Trecho do texto
# # # # # # #

Uma mídia independente é fundamental para uma sociedade democrática saudável e informada. A mídia alternativa é, em tese, aquela que não está sujeita a interesses comerciais obscuros ou políticos, além de não estar atrelada a financiamentos oriundos de dinheiro público.
Sem amarras, a mídia independente é indispensável para a sociedade porque oferece uma fonte alternativa de notícias e opiniões, permitindo que seus jornalistas e editores possam relatar fatos e visões de forma imparcial e livre. Em contraste, a grande mídia, muitas vezes ligada a grandes corporações e que recebem dinheiro público, podem estar sujeitas a pressões e influências que afetem sua imparcialidade e independência editorial.
Muitas vezes, a grande mídia está vinculada a interesses de grandes corporações. Isso pode influenciar sua cobertura em diversas questões, especialmente em coberturas importantes, como as eleições de um país, por exemplo.

# # # # # # #

Dados fornecidos
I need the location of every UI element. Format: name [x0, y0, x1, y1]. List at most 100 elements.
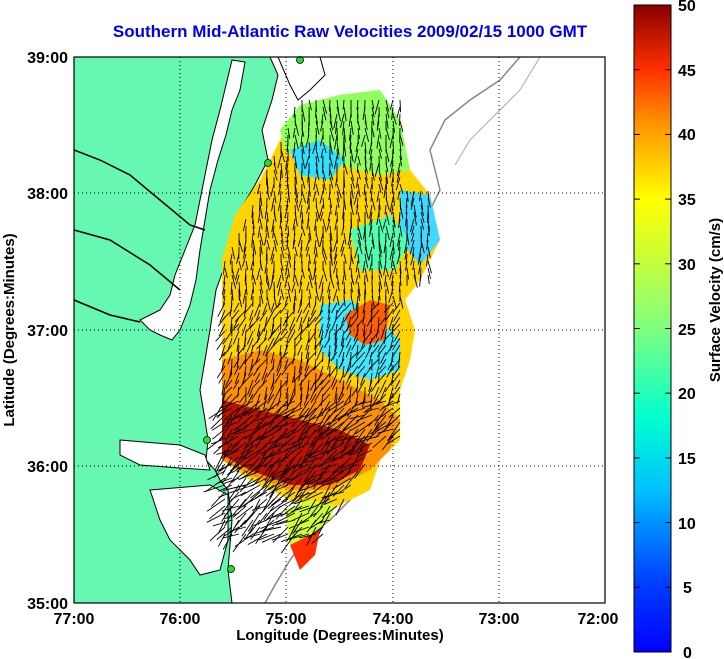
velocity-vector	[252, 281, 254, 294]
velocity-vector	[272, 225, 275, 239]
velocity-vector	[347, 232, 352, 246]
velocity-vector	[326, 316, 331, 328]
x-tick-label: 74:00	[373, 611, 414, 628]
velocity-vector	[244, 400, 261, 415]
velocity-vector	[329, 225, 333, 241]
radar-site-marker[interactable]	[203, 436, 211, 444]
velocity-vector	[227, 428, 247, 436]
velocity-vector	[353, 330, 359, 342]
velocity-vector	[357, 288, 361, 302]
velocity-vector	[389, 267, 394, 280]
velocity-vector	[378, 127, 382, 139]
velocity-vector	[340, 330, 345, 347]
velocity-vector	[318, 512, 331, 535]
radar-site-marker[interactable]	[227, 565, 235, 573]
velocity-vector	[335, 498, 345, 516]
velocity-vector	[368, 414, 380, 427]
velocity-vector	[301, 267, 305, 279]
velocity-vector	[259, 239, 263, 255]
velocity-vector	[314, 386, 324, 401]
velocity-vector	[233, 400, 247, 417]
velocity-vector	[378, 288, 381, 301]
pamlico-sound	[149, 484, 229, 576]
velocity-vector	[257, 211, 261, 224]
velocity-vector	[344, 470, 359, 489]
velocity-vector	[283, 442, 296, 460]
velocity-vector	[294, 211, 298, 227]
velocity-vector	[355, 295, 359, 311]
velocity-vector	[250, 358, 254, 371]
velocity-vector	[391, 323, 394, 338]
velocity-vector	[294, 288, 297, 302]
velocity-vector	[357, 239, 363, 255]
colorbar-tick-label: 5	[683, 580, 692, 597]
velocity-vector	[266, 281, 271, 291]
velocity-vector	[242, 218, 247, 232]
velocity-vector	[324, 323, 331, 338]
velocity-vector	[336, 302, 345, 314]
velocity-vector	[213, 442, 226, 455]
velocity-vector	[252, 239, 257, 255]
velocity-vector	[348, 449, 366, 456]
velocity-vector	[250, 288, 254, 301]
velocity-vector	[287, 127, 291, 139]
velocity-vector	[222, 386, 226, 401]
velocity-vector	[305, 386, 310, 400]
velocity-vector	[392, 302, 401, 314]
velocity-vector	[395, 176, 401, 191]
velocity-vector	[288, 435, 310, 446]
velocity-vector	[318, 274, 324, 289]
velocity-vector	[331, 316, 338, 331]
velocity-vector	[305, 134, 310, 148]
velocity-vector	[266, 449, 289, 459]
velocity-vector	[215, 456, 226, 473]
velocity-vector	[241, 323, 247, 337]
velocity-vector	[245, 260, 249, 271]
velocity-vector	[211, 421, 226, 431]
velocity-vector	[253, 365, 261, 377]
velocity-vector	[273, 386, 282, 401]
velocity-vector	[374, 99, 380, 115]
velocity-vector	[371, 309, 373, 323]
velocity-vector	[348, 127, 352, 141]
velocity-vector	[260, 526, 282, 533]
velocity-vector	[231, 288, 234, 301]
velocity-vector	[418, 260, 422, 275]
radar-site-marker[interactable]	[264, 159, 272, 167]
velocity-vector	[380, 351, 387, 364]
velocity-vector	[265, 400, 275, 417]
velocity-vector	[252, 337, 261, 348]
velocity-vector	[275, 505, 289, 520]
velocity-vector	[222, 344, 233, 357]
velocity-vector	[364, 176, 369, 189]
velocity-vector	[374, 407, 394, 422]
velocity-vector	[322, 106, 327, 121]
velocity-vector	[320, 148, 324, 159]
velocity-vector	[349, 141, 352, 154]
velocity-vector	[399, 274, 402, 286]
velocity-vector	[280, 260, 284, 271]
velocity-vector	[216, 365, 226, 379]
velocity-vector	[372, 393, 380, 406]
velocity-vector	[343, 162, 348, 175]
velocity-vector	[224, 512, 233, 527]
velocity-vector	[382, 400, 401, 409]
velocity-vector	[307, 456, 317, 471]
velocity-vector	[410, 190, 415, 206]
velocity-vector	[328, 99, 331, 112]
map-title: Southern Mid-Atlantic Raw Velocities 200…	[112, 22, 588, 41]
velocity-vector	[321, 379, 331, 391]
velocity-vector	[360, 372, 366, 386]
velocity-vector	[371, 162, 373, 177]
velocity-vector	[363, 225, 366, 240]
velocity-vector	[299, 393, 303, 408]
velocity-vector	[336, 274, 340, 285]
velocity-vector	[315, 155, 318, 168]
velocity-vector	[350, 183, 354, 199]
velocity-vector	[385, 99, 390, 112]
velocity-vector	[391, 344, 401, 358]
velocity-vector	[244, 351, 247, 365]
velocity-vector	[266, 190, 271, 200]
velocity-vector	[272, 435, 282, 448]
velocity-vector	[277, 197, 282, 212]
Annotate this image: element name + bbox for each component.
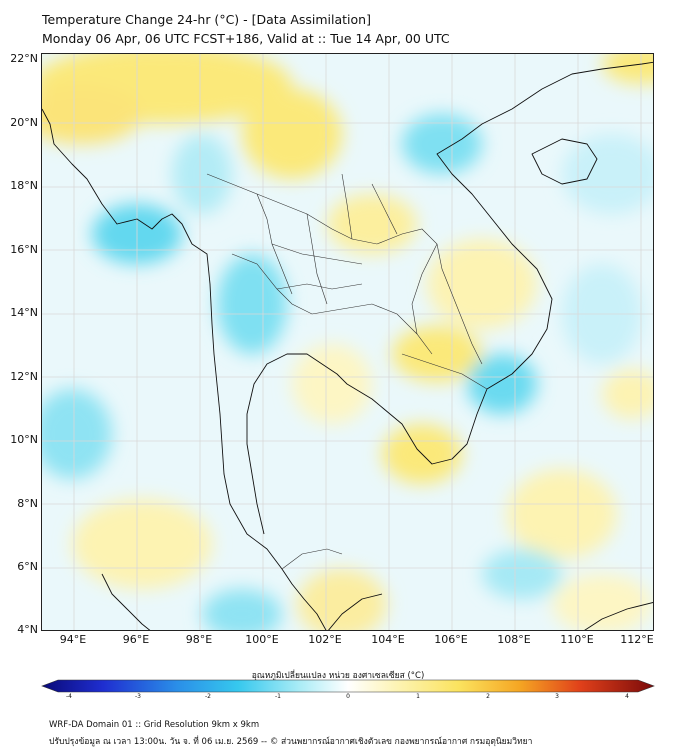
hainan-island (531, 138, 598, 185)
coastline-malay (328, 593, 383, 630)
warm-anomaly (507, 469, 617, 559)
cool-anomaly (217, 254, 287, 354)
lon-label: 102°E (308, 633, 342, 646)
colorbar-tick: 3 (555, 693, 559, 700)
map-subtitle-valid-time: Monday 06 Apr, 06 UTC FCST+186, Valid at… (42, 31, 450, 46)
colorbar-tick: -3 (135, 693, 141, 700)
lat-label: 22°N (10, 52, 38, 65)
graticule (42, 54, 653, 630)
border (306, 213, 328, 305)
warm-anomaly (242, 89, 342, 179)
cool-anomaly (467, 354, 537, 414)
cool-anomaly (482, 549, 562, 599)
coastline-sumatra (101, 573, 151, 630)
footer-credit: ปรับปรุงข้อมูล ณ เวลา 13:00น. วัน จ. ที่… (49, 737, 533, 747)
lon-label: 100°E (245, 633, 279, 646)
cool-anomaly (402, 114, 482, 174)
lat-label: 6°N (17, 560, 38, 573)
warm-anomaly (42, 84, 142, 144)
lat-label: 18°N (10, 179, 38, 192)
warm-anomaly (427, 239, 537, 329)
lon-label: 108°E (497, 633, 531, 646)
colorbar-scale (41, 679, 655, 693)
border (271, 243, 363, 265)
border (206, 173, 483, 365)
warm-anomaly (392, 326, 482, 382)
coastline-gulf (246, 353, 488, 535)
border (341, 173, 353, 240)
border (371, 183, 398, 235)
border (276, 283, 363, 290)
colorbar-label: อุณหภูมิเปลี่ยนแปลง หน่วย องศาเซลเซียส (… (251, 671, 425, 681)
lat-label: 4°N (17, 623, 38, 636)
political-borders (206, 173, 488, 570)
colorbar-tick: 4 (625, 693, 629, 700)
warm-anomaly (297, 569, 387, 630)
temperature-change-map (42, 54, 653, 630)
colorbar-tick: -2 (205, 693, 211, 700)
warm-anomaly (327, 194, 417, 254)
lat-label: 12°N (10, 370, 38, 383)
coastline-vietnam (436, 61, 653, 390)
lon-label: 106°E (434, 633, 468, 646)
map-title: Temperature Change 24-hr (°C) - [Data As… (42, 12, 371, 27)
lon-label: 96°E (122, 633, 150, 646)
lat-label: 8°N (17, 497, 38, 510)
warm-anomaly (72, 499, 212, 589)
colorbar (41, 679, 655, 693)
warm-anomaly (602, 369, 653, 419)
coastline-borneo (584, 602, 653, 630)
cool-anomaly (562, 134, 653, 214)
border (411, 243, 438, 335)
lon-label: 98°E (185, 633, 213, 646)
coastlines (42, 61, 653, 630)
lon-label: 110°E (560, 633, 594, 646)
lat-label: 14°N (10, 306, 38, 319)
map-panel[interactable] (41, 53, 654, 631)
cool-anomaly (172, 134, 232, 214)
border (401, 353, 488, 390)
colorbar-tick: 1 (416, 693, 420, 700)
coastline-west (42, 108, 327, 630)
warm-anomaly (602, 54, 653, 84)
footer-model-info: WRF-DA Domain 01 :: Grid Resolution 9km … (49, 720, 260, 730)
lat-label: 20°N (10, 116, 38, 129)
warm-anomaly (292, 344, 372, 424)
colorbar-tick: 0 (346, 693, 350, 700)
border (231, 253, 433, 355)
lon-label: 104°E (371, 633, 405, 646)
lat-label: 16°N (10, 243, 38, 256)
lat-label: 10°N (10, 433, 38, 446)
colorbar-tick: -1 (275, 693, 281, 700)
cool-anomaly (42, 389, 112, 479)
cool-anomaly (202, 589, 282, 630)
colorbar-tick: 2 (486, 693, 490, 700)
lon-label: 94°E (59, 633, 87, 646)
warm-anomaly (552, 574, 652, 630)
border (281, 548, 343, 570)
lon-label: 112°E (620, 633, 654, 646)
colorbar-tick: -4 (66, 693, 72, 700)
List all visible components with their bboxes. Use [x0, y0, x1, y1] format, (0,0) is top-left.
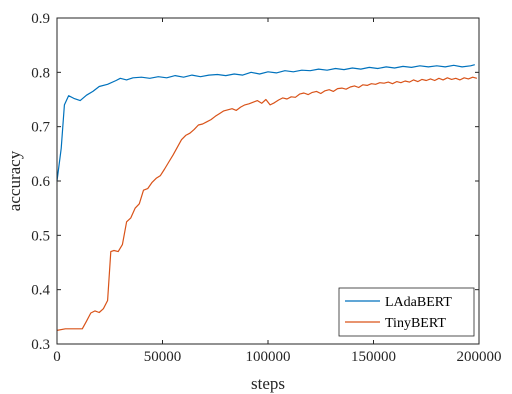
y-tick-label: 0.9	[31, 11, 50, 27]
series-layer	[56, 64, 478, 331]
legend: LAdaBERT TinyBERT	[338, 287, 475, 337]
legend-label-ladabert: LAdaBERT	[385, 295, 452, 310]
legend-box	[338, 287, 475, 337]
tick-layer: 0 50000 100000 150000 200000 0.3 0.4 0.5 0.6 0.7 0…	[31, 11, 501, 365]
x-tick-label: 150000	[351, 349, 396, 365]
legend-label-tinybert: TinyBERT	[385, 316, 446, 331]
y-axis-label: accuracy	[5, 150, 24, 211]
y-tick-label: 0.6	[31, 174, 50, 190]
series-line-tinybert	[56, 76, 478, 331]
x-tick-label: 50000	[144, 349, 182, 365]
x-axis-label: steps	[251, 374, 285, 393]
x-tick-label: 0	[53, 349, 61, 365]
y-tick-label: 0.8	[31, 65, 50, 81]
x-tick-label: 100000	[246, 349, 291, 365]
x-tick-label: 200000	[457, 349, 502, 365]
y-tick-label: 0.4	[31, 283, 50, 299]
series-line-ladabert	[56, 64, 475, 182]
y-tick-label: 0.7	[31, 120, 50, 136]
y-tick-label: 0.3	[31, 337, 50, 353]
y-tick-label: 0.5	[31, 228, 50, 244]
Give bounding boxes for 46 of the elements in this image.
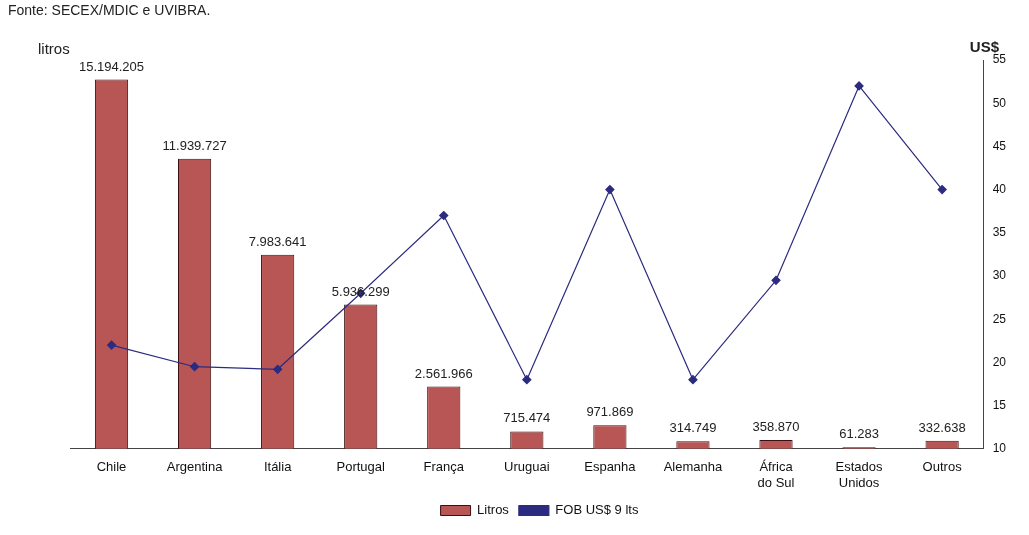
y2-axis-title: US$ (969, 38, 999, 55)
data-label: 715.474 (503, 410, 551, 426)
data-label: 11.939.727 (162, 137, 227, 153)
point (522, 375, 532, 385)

# # # # # # #

Tarefa 1
Copie do texto sobre mídia independente o trecho entre "Sem amarras, a" e "e independência editorial.", inclusive.
Tarefa 2
Com base no texto sobre mídia independente, explique por que essa mídia é considerada indispensável para a sociedade.

Resultado final 1
Sem amarras, a mídia independente é indispensável para a sociedade porque oferece uma fonte alternativa de notícias e opiniões, permitindo que seus jornalistas e editores possam relatar fatos e visões de forma imparcial e livre. Em contraste, a grande mídia, muitas vezes ligada a grandes corporações e que recebem dinheiro público, podem estar sujeitas a pressões e influências que afetem sua imparcialidade e independência editorial.

Resultado final 2
Ela é indispensável porque oferece uma fonte alternativa de notícias e opiniões. Por não ter amarras, permite que seus jornalistas e editores relatem fatos e visões de forma imparcial e livre.